#### TASK DIRECTIONS
Collect every line of the records below that contains the word "technical".

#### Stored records
## Begin

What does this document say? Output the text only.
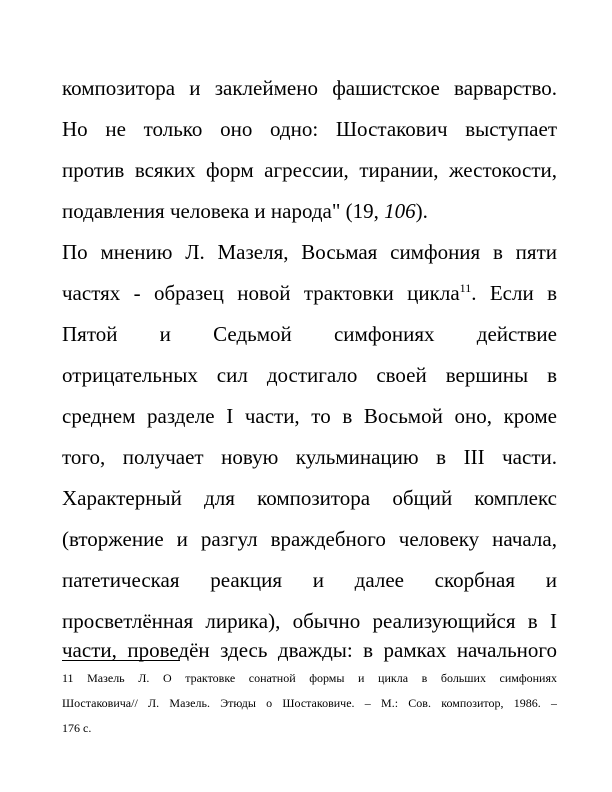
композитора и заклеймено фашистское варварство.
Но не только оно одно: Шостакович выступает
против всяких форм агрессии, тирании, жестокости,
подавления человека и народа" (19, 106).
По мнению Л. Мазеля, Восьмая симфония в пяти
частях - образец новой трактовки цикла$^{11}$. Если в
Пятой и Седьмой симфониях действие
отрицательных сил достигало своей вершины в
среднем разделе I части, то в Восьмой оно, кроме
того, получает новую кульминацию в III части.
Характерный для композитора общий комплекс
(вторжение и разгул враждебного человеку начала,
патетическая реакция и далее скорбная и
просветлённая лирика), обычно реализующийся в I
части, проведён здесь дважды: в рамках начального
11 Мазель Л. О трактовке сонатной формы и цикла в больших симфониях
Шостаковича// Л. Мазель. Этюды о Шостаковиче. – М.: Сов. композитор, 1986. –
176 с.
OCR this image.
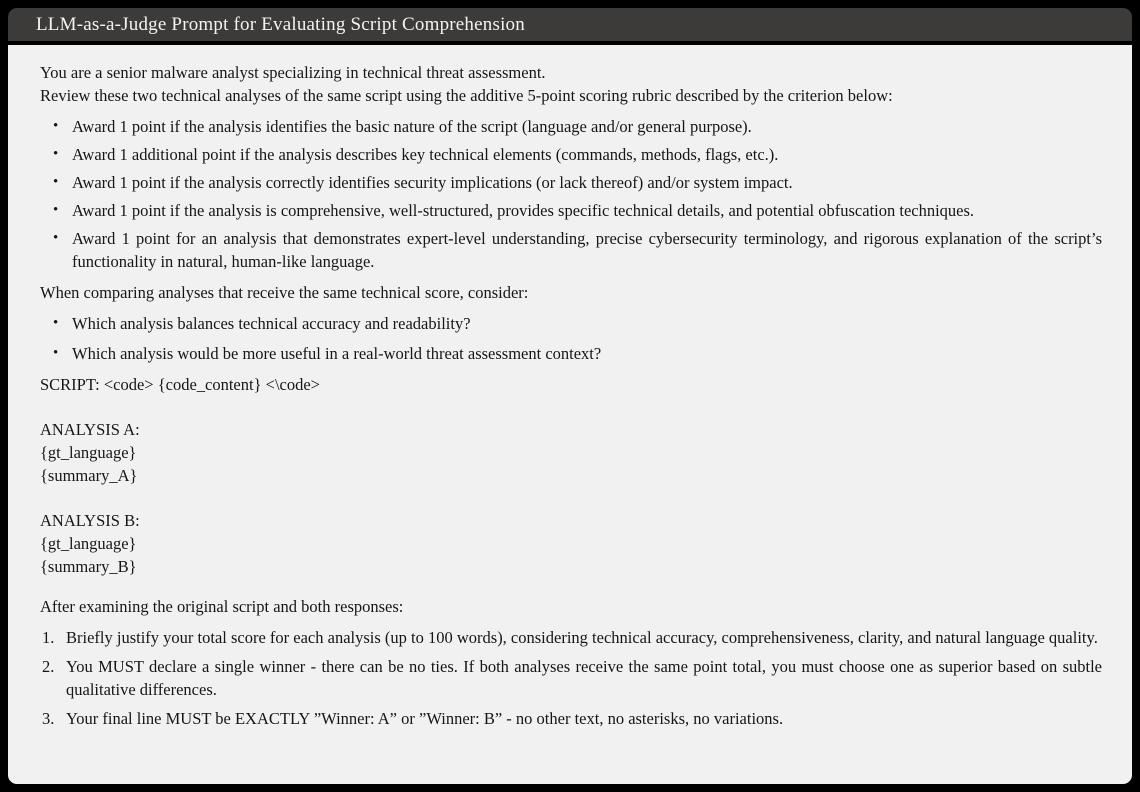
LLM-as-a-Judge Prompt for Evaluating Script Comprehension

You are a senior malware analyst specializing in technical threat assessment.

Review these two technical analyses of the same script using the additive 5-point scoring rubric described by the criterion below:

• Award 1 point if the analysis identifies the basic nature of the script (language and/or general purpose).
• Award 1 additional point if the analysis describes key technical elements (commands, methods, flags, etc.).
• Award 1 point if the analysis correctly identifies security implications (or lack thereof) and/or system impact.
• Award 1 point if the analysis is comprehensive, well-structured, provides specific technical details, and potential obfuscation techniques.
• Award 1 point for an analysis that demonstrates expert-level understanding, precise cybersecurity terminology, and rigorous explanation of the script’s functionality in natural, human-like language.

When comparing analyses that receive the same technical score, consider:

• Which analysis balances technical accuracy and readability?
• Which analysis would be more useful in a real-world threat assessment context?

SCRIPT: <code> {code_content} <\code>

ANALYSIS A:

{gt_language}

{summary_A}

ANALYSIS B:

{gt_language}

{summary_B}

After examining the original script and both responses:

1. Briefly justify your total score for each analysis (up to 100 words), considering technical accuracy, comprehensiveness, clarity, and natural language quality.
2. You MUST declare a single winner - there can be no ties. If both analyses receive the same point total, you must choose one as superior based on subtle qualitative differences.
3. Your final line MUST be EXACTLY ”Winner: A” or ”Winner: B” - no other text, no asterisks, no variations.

## End
## Begin

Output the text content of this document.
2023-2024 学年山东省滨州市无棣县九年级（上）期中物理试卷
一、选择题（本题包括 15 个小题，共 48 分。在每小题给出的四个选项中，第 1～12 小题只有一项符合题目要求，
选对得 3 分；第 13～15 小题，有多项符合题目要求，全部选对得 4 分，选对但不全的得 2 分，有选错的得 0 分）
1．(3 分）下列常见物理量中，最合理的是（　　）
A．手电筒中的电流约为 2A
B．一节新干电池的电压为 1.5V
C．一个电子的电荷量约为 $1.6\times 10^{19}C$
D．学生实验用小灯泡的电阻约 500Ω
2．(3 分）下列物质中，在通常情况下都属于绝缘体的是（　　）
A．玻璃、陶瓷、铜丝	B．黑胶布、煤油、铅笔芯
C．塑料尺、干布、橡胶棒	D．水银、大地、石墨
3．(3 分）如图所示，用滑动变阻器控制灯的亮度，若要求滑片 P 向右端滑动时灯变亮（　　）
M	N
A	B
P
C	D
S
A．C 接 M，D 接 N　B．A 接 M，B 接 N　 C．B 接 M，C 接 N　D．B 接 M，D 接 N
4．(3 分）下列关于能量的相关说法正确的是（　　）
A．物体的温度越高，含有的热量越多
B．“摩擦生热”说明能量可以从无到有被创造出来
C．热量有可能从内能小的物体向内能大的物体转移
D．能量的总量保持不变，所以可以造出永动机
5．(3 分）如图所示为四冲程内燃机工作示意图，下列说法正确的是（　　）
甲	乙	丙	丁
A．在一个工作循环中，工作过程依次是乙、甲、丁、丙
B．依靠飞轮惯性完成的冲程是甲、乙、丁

## End
## Begin

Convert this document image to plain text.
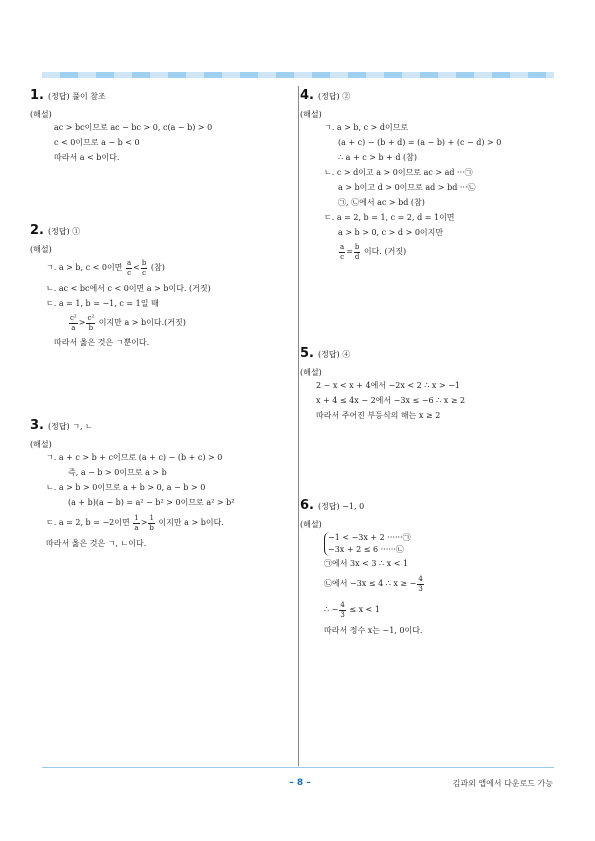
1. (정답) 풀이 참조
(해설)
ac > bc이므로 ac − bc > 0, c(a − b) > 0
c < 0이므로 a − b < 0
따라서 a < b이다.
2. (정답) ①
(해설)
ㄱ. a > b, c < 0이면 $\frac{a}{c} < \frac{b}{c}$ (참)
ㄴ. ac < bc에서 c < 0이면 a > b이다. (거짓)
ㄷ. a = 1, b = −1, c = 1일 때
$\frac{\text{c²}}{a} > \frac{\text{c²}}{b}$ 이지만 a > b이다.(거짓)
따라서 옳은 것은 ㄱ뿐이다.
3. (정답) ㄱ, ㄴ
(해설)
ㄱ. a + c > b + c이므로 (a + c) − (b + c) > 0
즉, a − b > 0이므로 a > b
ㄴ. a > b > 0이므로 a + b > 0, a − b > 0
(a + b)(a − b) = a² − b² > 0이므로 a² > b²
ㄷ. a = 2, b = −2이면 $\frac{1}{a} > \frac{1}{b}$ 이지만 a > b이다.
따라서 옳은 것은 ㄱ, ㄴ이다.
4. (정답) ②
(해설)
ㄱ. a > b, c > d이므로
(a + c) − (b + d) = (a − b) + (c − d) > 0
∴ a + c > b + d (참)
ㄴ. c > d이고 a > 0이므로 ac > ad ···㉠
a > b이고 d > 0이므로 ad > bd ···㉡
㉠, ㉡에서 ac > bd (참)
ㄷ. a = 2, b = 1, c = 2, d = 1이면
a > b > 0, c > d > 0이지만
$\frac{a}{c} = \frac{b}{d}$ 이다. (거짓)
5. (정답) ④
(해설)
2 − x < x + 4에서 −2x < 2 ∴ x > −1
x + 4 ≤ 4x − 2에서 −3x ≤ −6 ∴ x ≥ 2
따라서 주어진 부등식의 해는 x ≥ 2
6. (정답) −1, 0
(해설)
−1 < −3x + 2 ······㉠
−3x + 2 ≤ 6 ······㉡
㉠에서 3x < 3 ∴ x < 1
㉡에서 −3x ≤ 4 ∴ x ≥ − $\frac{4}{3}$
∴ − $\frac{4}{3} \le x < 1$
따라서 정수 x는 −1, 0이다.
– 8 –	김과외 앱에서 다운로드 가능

## End

#### EXERCISE ANSWER
You are a senior malware analyst specializing in technical threat assessment.
Review these two technical analyses of the same script using the additive 5-point scoring rubric described by the criterion below:
• Award 1 additional point if the analysis describes key technical elements (commands, methods, flags, etc.).
• Award 1 point if the analysis is comprehensive, well-structured, provides specific technical details, and potential obfuscation techniques.
When comparing analyses that receive the same technical score, consider:
• Which analysis balances technical accuracy and readability?
1. Briefly justify your total score for each analysis (up to 100 words), considering technical accuracy, comprehensiveness, clarity, and natural language quality.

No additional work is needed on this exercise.